Exercise objective: Print the listing below exactly.

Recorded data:
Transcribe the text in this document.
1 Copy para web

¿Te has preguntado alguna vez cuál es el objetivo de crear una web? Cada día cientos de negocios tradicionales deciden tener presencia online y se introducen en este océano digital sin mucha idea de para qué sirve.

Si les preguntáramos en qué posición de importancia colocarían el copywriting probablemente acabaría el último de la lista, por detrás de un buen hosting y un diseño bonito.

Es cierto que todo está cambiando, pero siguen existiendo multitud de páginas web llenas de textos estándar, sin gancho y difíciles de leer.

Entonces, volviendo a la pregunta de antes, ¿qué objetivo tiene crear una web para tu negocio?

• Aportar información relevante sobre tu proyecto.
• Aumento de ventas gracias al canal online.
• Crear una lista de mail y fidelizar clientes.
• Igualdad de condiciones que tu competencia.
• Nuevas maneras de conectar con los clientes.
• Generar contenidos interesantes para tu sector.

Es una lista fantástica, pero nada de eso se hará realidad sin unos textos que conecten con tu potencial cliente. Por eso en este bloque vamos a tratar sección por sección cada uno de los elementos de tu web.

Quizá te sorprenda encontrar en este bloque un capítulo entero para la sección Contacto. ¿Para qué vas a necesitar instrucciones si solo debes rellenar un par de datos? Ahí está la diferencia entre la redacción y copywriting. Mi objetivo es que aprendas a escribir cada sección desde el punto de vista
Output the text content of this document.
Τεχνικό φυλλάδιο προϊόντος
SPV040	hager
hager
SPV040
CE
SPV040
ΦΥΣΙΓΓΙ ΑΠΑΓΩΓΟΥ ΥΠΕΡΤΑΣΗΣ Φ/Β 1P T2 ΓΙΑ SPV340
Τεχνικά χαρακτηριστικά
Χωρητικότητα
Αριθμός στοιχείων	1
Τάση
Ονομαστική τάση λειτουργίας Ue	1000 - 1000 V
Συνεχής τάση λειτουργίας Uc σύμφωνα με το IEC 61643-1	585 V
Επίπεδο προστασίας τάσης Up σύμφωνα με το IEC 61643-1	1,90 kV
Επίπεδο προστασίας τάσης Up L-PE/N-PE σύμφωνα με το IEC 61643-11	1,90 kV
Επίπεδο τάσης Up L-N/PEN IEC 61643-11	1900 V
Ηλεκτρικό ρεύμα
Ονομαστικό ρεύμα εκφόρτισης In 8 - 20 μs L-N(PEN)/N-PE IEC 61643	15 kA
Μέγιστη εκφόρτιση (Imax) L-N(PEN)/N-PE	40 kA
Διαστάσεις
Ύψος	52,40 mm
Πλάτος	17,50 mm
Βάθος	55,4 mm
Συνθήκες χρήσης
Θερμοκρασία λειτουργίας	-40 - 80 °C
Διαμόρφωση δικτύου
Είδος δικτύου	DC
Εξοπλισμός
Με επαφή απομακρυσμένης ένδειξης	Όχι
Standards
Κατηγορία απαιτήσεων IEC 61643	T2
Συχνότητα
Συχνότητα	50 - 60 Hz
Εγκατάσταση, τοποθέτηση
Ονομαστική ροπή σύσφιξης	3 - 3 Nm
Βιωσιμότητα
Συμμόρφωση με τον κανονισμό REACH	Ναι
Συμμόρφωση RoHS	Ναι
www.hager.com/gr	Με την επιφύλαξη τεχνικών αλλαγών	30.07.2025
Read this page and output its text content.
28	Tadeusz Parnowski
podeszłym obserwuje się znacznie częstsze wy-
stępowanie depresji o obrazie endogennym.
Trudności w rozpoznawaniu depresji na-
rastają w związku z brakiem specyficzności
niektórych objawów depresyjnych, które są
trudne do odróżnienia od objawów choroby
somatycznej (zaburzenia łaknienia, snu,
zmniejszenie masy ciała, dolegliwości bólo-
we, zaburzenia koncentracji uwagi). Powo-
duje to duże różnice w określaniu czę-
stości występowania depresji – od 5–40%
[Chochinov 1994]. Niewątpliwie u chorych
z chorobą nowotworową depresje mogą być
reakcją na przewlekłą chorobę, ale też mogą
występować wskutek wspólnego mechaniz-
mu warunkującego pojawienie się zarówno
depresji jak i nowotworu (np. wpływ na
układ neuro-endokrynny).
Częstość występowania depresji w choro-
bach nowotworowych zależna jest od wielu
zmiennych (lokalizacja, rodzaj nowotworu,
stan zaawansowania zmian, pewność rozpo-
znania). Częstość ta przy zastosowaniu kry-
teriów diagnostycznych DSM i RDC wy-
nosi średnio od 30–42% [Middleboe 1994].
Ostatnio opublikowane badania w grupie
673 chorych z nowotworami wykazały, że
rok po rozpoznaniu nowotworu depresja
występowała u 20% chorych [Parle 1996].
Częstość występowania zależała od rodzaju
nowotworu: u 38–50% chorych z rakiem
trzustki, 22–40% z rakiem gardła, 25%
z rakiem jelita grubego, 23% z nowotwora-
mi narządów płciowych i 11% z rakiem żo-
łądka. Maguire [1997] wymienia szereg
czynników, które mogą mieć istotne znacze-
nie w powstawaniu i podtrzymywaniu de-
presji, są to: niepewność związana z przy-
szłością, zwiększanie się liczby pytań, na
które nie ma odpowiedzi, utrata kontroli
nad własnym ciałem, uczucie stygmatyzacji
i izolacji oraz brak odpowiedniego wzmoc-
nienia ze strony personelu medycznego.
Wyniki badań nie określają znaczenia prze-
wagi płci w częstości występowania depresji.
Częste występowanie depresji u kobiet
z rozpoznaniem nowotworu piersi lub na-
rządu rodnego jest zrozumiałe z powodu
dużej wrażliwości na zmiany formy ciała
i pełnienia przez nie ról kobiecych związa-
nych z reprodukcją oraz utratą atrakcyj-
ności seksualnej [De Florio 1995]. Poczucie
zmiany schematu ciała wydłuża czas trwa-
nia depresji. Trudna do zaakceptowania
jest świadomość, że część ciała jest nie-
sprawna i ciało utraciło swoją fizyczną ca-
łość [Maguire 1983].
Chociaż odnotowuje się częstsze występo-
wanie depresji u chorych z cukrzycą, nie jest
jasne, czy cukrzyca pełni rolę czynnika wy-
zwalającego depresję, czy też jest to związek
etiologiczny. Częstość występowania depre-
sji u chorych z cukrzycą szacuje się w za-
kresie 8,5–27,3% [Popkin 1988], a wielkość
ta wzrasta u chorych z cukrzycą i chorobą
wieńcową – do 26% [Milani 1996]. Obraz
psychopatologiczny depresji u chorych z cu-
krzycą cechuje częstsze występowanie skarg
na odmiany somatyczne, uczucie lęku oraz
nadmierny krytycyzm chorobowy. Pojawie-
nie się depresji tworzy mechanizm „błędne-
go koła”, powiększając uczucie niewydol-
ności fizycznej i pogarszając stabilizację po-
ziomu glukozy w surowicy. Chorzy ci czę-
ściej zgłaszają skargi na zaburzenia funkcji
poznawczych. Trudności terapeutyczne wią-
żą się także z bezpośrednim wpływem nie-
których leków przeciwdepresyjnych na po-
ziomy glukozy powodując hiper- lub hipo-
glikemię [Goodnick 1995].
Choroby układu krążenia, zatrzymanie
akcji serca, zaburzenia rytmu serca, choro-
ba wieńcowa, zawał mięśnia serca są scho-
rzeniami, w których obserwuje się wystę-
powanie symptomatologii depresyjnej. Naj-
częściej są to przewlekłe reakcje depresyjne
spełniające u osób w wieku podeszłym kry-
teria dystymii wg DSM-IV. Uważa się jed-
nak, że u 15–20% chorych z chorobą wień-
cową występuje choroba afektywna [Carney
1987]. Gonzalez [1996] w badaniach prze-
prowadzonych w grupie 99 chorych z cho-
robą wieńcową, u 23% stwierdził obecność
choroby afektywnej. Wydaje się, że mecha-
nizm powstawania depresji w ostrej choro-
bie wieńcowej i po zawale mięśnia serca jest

Task answer:
Transcribe the text in this document.
1 Copy para web

¿Te has preguntado alguna vez cuál es el objetivo de crear una web? Cada día cientos de negocios tradicionales deciden tener presencia online y se introducen en este océano digital sin mucha idea de para qué sirve.

Si les preguntáramos en qué posición de importancia colocarían el copywriting probablemente acabaría el último de la lista, por detrás de un buen hosting y un diseño bonito.

Es cierto que todo está cambiando, pero siguen existiendo multitud de páginas web llenas de textos estándar, sin gancho y difíciles de leer.

Entonces, volviendo a la pregunta de antes, ¿qué objetivo tiene crear una web para tu negocio?

• Aportar información relevante sobre tu proyecto.
• Aumento de ventas gracias al canal online.
• Crear una lista de mail y fidelizar clientes.
• Igualdad de condiciones que tu competencia.
• Nuevas maneras de conectar con los clientes.
• Generar contenidos interesantes para tu sector.

Es una lista fantástica, pero nada de eso se hará realidad sin unos textos que conecten con tu potencial cliente. Por eso en este bloque vamos a tratar sección por sección cada uno de los elementos de tu web.

Quizá te sorprenda encontrar en este bloque un capítulo entero para la sección Contacto. ¿Para qué vas a necesitar instrucciones si solo debes rellenar un par de datos? Ahí está la diferencia entre la redacción y copywriting. Mi objetivo es que aprendas a escribir cada sección desde el punto de vista
Output the text content of this document.
Τεχνικό φυλλάδιο προϊόντος
SPV040	hager
hager
SPV040
CE
SPV040
ΦΥΣΙΓΓΙ ΑΠΑΓΩΓΟΥ ΥΠΕΡΤΑΣΗΣ Φ/Β 1P T2 ΓΙΑ SPV340
Τεχνικά χαρακτηριστικά
Χωρητικότητα
Αριθμός στοιχείων	1
Τάση
Ονομαστική τάση λειτουργίας Ue	1000 - 1000 V
Συνεχής τάση λειτουργίας Uc σύμφωνα με το IEC 61643-1	585 V
Επίπεδο προστασίας τάσης Up σύμφωνα με το IEC 61643-1	1,90 kV
Επίπεδο προστασίας τάσης Up L-PE/N-PE σύμφωνα με το IEC 61643-11	1,90 kV
Επίπεδο τάσης Up L-N/PEN IEC 61643-11	1900 V
Ηλεκτρικό ρεύμα
Ονομαστικό ρεύμα εκφόρτισης In 8 - 20 μs L-N(PEN)/N-PE IEC 61643	15 kA
Μέγιστη εκφόρτιση (Imax) L-N(PEN)/N-PE	40 kA
Διαστάσεις
Ύψος	52,40 mm
Πλάτος	17,50 mm
Βάθος	55,4 mm
Συνθήκες χρήσης
Θερμοκρασία λειτουργίας	-40 - 80 °C
Διαμόρφωση δικτύου
Είδος δικτύου	DC
Εξοπλισμός
Με επαφή απομακρυσμένης ένδειξης	Όχι
Standards
Κατηγορία απαιτήσεων IEC 61643	T2
Συχνότητα
Συχνότητα	50 - 60 Hz
Εγκατάσταση, τοποθέτηση
Ονομαστική ροπή σύσφιξης	3 - 3 Nm
Βιωσιμότητα
Συμμόρφωση με τον κανονισμό REACH	Ναι
Συμμόρφωση RoHS	Ναι
www.hager.com/gr	Με την επιφύλαξη τεχνικών αλλαγών	30.07.2025
Read this page and output its text content.
28	Tadeusz Parnowski
podeszłym obserwuje się znacznie częstsze wy-
stępowanie depresji o obrazie endogennym.
Trudności w rozpoznawaniu depresji na-
rastają w związku z brakiem specyficzności
niektórych objawów depresyjnych, które są
trudne do odróżnienia od objawów choroby
somatycznej (zaburzenia łaknienia, snu,
zmniejszenie masy ciała, dolegliwości bólo-
we, zaburzenia koncentracji uwagi). Powo-
duje to duże różnice w określaniu czę-
stości występowania depresji – od 5–40%
[Chochinov 1994]. Niewątpliwie u chorych
z chorobą nowotworową depresje mogą być
reakcją na przewlekłą chorobę, ale też mogą
występować wskutek wspólnego mechaniz-
mu warunkującego pojawienie się zarówno
depresji jak i nowotworu (np. wpływ na
układ neuro-endokrynny).
Częstość występowania depresji w choro-
bach nowotworowych zależna jest od wielu
zmiennych (lokalizacja, rodzaj nowotworu,
stan zaawansowania zmian, pewność rozpo-
znania). Częstość ta przy zastosowaniu kry-
teriów diagnostycznych DSM i RDC wy-
nosi średnio od 30–42% [Middleboe 1994].
Ostatnio opublikowane badania w grupie
673 chorych z nowotworami wykazały, że
rok po rozpoznaniu nowotworu depresja
występowała u 20% chorych [Parle 1996].
Częstość występowania zależała od rodzaju
nowotworu: u 38–50% chorych z rakiem
trzustki, 22–40% z rakiem gardła, 25%
z rakiem jelita grubego, 23% z nowotwora-
mi narządów płciowych i 11% z rakiem żo-
łądka. Maguire [1997] wymienia szereg
czynników, które mogą mieć istotne znacze-
nie w powstawaniu i podtrzymywaniu de-
presji, są to: niepewność związana z przy-
szłością, zwiększanie się liczby pytań, na
które nie ma odpowiedzi, utrata kontroli
nad własnym ciałem, uczucie stygmatyzacji
i izolacji oraz brak odpowiedniego wzmoc-
nienia ze strony personelu medycznego.
Wyniki badań nie określają znaczenia prze-
wagi płci w częstości występowania depresji.
Częste występowanie depresji u kobiet
z rozpoznaniem nowotworu piersi lub na-
rządu rodnego jest zrozumiałe z powodu
dużej wrażliwości na zmiany formy ciała
i pełnienia przez nie ról kobiecych związa-
nych z reprodukcją oraz utratą atrakcyj-
ności seksualnej [De Florio 1995]. Poczucie
zmiany schematu ciała wydłuża czas trwa-
nia depresji. Trudna do zaakceptowania
jest świadomość, że część ciała jest nie-
sprawna i ciało utraciło swoją fizyczną ca-
łość [Maguire 1983].
Chociaż odnotowuje się częstsze występo-
wanie depresji u chorych z cukrzycą, nie jest
jasne, czy cukrzyca pełni rolę czynnika wy-
zwalającego depresję, czy też jest to związek
etiologiczny. Częstość występowania depre-
sji u chorych z cukrzycą szacuje się w za-
kresie 8,5–27,3% [Popkin 1988], a wielkość
ta wzrasta u chorych z cukrzycą i chorobą
wieńcową – do 26% [Milani 1996]. Obraz
psychopatologiczny depresji u chorych z cu-
krzycą cechuje częstsze występowanie skarg
na odmiany somatyczne, uczucie lęku oraz
nadmierny krytycyzm chorobowy. Pojawie-
nie się depresji tworzy mechanizm „błędne-
go koła”, powiększając uczucie niewydol-
ności fizycznej i pogarszając stabilizację po-
ziomu glukozy w surowicy. Chorzy ci czę-
ściej zgłaszają skargi na zaburzenia funkcji
poznawczych. Trudności terapeutyczne wią-
żą się także z bezpośrednim wpływem nie-
których leków przeciwdepresyjnych na po-
ziomy glukozy powodując hiper- lub hipo-
glikemię [Goodnick 1995].
Choroby układu krążenia, zatrzymanie
akcji serca, zaburzenia rytmu serca, choro-
ba wieńcowa, zawał mięśnia serca są scho-
rzeniami, w których obserwuje się wystę-
powanie symptomatologii depresyjnej. Naj-
częściej są to przewlekłe reakcje depresyjne
spełniające u osób w wieku podeszłym kry-
teria dystymii wg DSM-IV. Uważa się jed-
nak, że u 15–20% chorych z chorobą wień-
cową występuje choroba afektywna [Carney
1987]. Gonzalez [1996] w badaniach prze-
prowadzonych w grupie 99 chorych z cho-
robą wieńcową, u 23% stwierdził obecność
choroby afektywnej. Wydaje się, że mecha-
nizm powstawania depresji w ostrej choro-
bie wieńcowej i po zawale mięśnia serca jest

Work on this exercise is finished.